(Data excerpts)
* begin *

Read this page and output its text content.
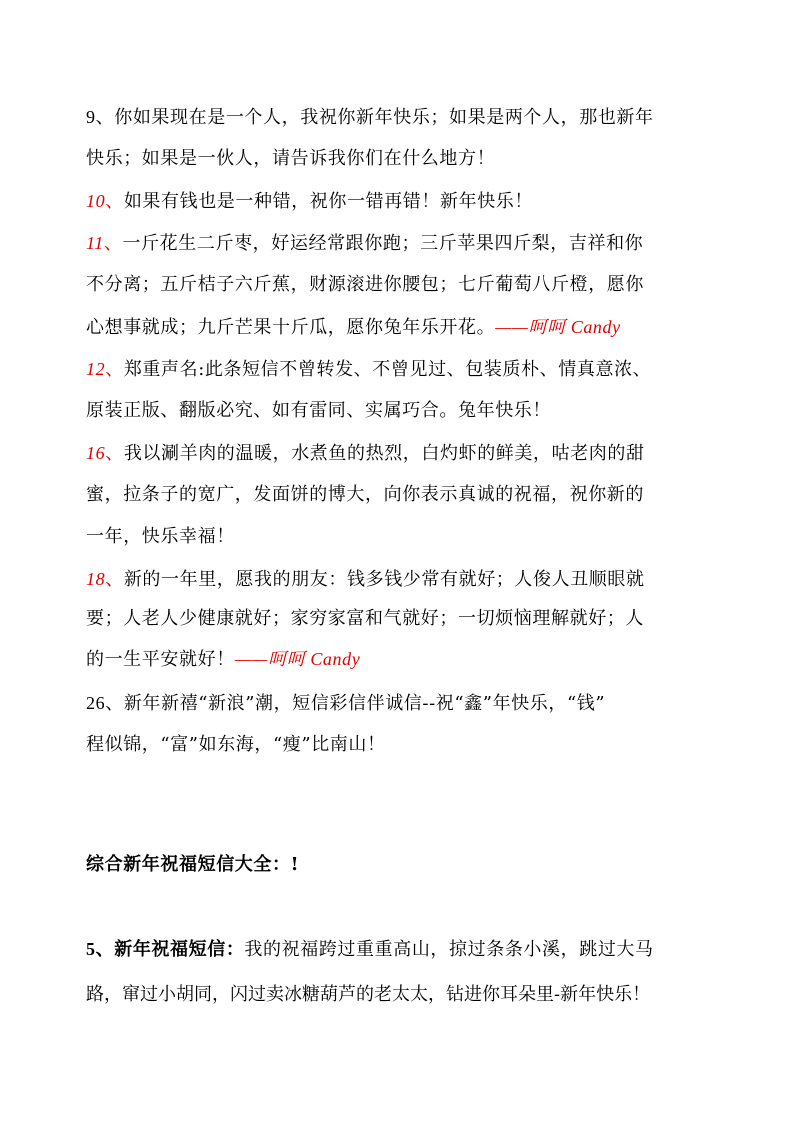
9、你如果现在是一个人，我祝你新年快乐；如果是两个人，那也新年
快乐；如果是一伙人，请告诉我你们在什么地方！
10、如果有钱也是一种错，祝你一错再错！新年快乐！
11、一斤花生二斤枣，好运经常跟你跑；三斤苹果四斤梨，吉祥和你
不分离；五斤桔子六斤蕉，财源滚进你腰包；七斤葡萄八斤橙，愿你
心想事就成；九斤芒果十斤瓜，愿你兔年乐开花。——呵呵 Candy
12、郑重声名:此条短信不曾转发、不曾见过、包装质朴、情真意浓、
原装正版、翻版必究、如有雷同、实属巧合。兔年快乐！
16、我以涮羊肉的温暖，水煮鱼的热烈，白灼虾的鲜美，咕老肉的甜
蜜，拉条子的宽广，发面饼的博大，向你表示真诚的祝福，祝你新的
一年，快乐幸福！
18、新的一年里，愿我的朋友：钱多钱少常有就好；人俊人丑顺眼就
要；人老人少健康就好；家穷家富和气就好；一切烦恼理解就好；人
的一生平安就好！——呵呵 Candy
26、新年新禧“新浪”潮，短信彩信伴诚信--祝“鑫”年快乐，“钱”
程似锦，“富”如东海，“瘦”比南山！
综合新年祝福短信大全：!
5、新年祝福短信：我的祝福跨过重重高山，掠过条条小溪，跳过大马
路，窜过小胡同，闪过卖冰糖葫芦的老太太，钻进你耳朵里-新年快乐！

* end *

_SET TASK_. Reproduce the material word for word. Any pictures should be left out of the copy.

_SOLVED PROBLEM_.
Read this page and output its text content.
9、你如果现在是一个人，我祝你新年快乐；如果是两个人，那也新年
快乐；如果是一伙人，请告诉我你们在什么地方！
10、如果有钱也是一种错，祝你一错再错！新年快乐！
11、一斤花生二斤枣，好运经常跟你跑；三斤苹果四斤梨，吉祥和你
不分离；五斤桔子六斤蕉，财源滚进你腰包；七斤葡萄八斤橙，愿你
心想事就成；九斤芒果十斤瓜，愿你兔年乐开花。——呵呵 Candy
12、郑重声名:此条短信不曾转发、不曾见过、包装质朴、情真意浓、
原装正版、翻版必究、如有雷同、实属巧合。兔年快乐！
16、我以涮羊肉的温暖，水煮鱼的热烈，白灼虾的鲜美，咕老肉的甜
蜜，拉条子的宽广，发面饼的博大，向你表示真诚的祝福，祝你新的
一年，快乐幸福！
18、新的一年里，愿我的朋友：钱多钱少常有就好；人俊人丑顺眼就
要；人老人少健康就好；家穷家富和气就好；一切烦恼理解就好；人
的一生平安就好！——呵呵 Candy
26、新年新禧“新浪”潮，短信彩信伴诚信--祝“鑫”年快乐，“钱”
程似锦，“富”如东海，“瘦”比南山！
综合新年祝福短信大全：!
5、新年祝福短信：我的祝福跨过重重高山，掠过条条小溪，跳过大马
路，窜过小胡同，闪过卖冰糖葫芦的老太太，钻进你耳朵里-新年快乐！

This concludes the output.